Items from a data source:
>> BEGIN

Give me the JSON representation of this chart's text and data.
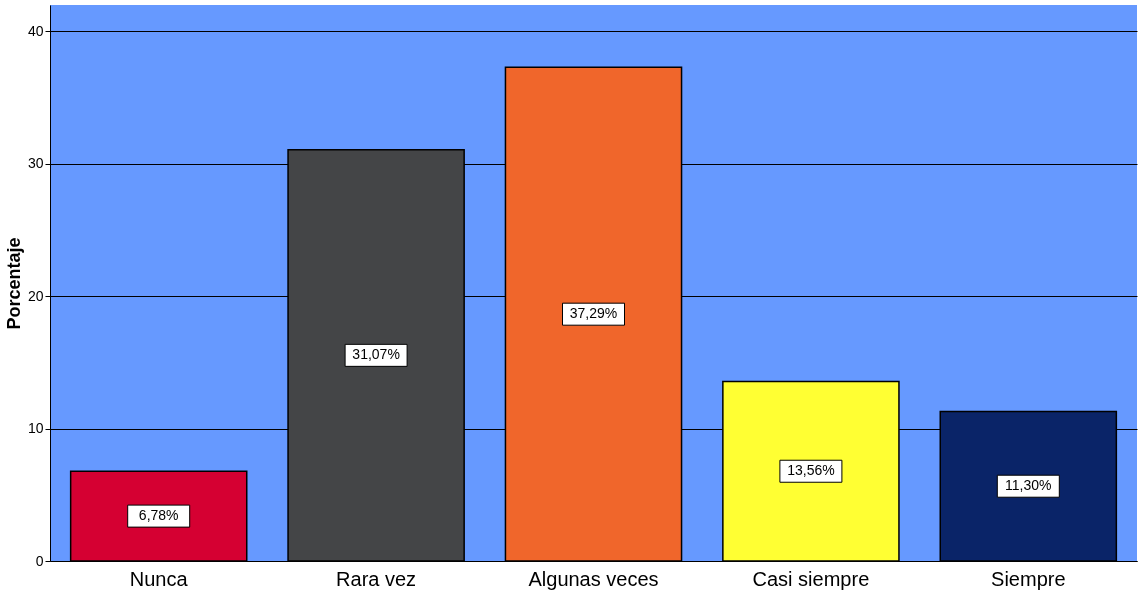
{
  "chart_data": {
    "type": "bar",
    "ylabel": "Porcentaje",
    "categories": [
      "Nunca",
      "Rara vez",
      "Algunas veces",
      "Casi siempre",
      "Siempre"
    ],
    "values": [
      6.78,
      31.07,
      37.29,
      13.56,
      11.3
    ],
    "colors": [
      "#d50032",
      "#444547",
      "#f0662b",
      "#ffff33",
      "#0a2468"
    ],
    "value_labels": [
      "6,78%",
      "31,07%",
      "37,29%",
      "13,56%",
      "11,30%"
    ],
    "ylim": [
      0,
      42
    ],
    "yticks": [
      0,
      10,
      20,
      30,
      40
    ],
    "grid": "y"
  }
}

>> END

# [Exercise instructions]
Pictures in the records above are left out; print everything else exactly as written.

# [Answer in full]
Give me the JSON representation of this chart's text and data.
{
  "chart_data": {
    "type": "bar",
    "ylabel": "Porcentaje",
    "categories": [
      "Nunca",
      "Rara vez",
      "Algunas veces",
      "Casi siempre",
      "Siempre"
    ],
    "values": [
      6.78,
      31.07,
      37.29,
      13.56,
      11.3
    ],
    "colors": [
      "#d50032",
      "#444547",
      "#f0662b",
      "#ffff33",
      "#0a2468"
    ],
    "value_labels": [
      "6,78%",
      "31,07%",
      "37,29%",
      "13,56%",
      "11,30%"
    ],
    "ylim": [
      0,
      42
    ],
    "yticks": [
      0,
      10,
      20,
      30,
      40
    ],
    "grid": "y"
  }
}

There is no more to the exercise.